Short problem - Return every record below exactly as written, but leave out the pictures.

Records for this exercise -
● ● ● ● ● ● ●
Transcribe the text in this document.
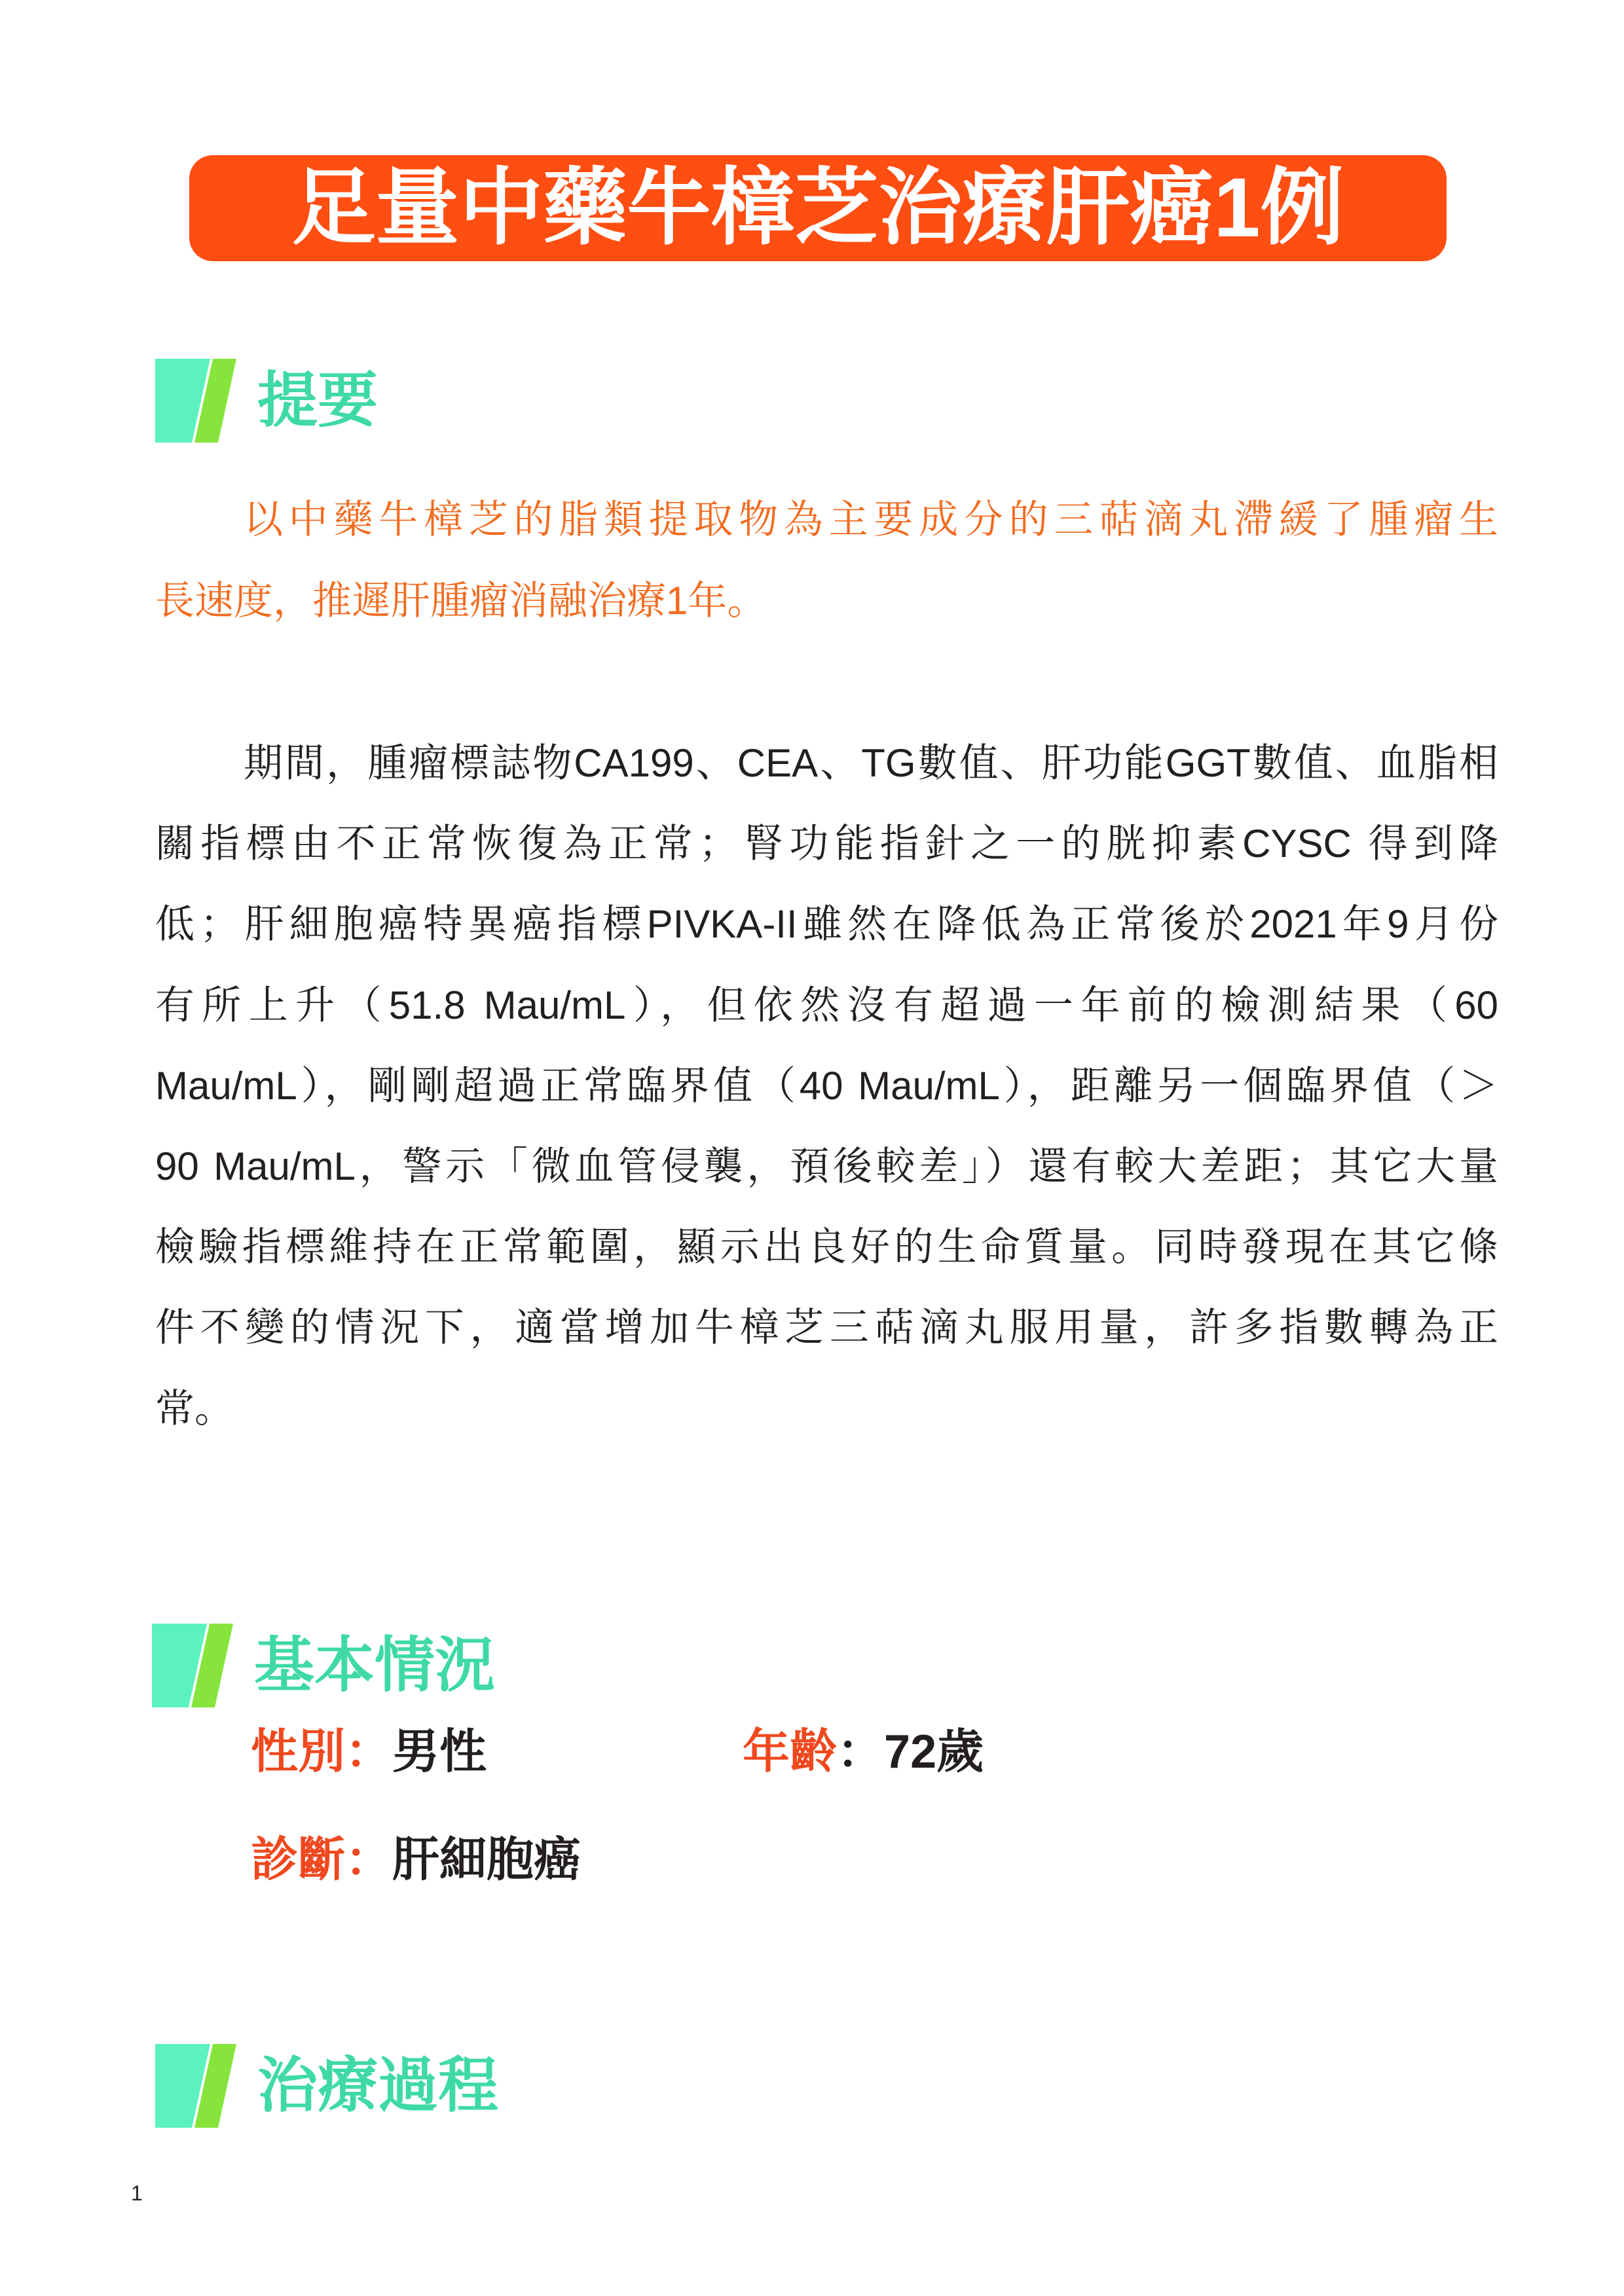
足量中藥牛樟芝治療肝癌1例
提要
以中藥牛樟芝的脂類提取物為主要成分的三萜滴丸滯緩了腫瘤生
長速度，推遲肝腫瘤消融治療1年。
期間，腫瘤標誌物CA199、CEA、TG數值、肝功能GGT數值、血脂相
關指標由不正常恢復為正常；腎功能指針之一的胱抑素CYSC 得到降
低；肝細胞癌特異癌指標PIVKA-II雖然在降低為正常後於2021年9月份
有所上升（51.8 Mau/mL），但依然沒有超過一年前的檢測結果（60
Mau/mL），剛剛超過正常臨界值（40 Mau/mL），距離另一個臨界值（＞
90 Mau/mL，警示「微血管侵襲，預後較差」）還有較大差距；其它大量
檢驗指標維持在正常範圍，顯示出良好的生命質量。同時發現在其它條
件不變的情況下，適當增加牛樟芝三萜滴丸服用量，許多指數轉為正
常。
基本情況
性別：男性	年齡：72歲
診斷：肝細胞癌
治療過程
1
● ● ● ● ● ● ●
Problem solution -
Transcribe the text in this document.
足量中藥牛樟芝治療肝癌1例
提要
以中藥牛樟芝的脂類提取物為主要成分的三萜滴丸滯緩了腫瘤生
長速度，推遲肝腫瘤消融治療1年。
期間，腫瘤標誌物CA199、CEA、TG數值、肝功能GGT數值、血脂相
關指標由不正常恢復為正常；腎功能指針之一的胱抑素CYSC 得到降
低；肝細胞癌特異癌指標PIVKA-II雖然在降低為正常後於2021年9月份
有所上升（51.8 Mau/mL），但依然沒有超過一年前的檢測結果（60
Mau/mL），剛剛超過正常臨界值（40 Mau/mL），距離另一個臨界值（＞
90 Mau/mL，警示「微血管侵襲，預後較差」）還有較大差距；其它大量
檢驗指標維持在正常範圍，顯示出良好的生命質量。同時發現在其它條
件不變的情況下，適當增加牛樟芝三萜滴丸服用量，許多指數轉為正
常。
基本情況
性別：男性	年齡：72歲
診斷：肝細胞癌
治療過程
1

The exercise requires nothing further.